Requirement
In the records below, locate the line containing "Read all visible content and emit it as JSON.", then output that line and all later lines exactly, through the last one.

Data supplied
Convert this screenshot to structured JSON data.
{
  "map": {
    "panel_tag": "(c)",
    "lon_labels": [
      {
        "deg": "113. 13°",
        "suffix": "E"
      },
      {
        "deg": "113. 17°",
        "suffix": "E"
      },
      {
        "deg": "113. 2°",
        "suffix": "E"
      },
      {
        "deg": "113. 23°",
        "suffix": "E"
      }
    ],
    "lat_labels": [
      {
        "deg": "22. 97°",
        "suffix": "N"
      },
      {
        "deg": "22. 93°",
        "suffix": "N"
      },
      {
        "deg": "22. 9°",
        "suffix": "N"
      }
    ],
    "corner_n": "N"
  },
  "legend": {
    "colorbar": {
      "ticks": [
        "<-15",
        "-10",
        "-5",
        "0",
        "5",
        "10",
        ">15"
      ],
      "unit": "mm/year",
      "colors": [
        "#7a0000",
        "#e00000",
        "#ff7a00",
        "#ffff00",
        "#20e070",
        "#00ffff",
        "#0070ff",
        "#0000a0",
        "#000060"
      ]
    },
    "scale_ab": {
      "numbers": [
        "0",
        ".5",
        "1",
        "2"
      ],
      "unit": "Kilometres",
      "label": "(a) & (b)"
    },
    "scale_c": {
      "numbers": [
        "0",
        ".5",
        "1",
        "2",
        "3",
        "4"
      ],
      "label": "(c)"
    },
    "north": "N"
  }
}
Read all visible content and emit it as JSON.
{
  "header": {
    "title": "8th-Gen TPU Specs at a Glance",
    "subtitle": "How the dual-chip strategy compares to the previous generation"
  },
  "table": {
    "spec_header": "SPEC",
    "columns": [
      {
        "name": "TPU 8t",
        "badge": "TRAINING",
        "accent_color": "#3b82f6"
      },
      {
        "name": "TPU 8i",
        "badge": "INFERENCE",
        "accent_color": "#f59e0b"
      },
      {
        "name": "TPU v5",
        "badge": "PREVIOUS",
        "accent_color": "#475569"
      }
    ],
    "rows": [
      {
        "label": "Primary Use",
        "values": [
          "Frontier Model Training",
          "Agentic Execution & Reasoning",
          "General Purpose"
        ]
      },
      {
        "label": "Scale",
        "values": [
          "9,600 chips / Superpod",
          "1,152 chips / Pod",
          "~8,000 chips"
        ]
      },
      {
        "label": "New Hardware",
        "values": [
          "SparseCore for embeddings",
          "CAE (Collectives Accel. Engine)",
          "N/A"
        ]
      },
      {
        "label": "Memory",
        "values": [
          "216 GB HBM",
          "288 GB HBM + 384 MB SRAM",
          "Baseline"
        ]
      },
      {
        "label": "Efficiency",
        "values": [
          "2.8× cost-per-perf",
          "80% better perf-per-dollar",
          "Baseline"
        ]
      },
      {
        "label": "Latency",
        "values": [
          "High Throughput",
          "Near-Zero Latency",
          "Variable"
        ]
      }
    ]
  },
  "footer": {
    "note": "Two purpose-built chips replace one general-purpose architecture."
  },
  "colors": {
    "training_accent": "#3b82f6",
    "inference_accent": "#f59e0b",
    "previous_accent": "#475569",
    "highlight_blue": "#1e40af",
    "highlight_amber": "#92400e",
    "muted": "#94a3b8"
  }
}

Problem solution
Read all visible content and emit it as JSON.
{
  "header": {
    "title": "8th-Gen TPU Specs at a Glance",
    "subtitle": "How the dual-chip strategy compares to the previous generation"
  },
  "table": {
    "spec_header": "SPEC",
    "columns": [
      {
        "name": "TPU 8t",
        "badge": "TRAINING",
        "accent_color": "#3b82f6"
      },
      {
        "name": "TPU 8i",
        "badge": "INFERENCE",
        "accent_color": "#f59e0b"
      },
      {
        "name": "TPU v5",
        "badge": "PREVIOUS",
        "accent_color": "#475569"
      }
    ],
    "rows": [
      {
        "label": "Primary Use",
        "values": [
          "Frontier Model Training",
          "Agentic Execution & Reasoning",
          "General Purpose"
        ]
      },
      {
        "label": "Scale",
        "values": [
          "9,600 chips / Superpod",
          "1,152 chips / Pod",
          "~8,000 chips"
        ]
      },
      {
        "label": "New Hardware",
        "values": [
          "SparseCore for embeddings",
          "CAE (Collectives Accel. Engine)",
          "N/A"
        ]
      },
      {
        "label": "Memory",
        "values": [
          "216 GB HBM",
          "288 GB HBM + 384 MB SRAM",
          "Baseline"
        ]
      },
      {
        "label": "Efficiency",
        "values": [
          "2.8× cost-per-perf",
          "80% better perf-per-dollar",
          "Baseline"
        ]
      },
      {
        "label": "Latency",
        "values": [
          "High Throughput",
          "Near-Zero Latency",
          "Variable"
        ]
      }
    ]
  },
  "footer": {
    "note": "Two purpose-built chips replace one general-purpose architecture."
  },
  "colors": {
    "training_accent": "#3b82f6",
    "inference_accent": "#f59e0b",
    "previous_accent": "#475569",
    "highlight_blue": "#1e40af",
    "highlight_amber": "#92400e",
    "muted": "#94a3b8"
  }
}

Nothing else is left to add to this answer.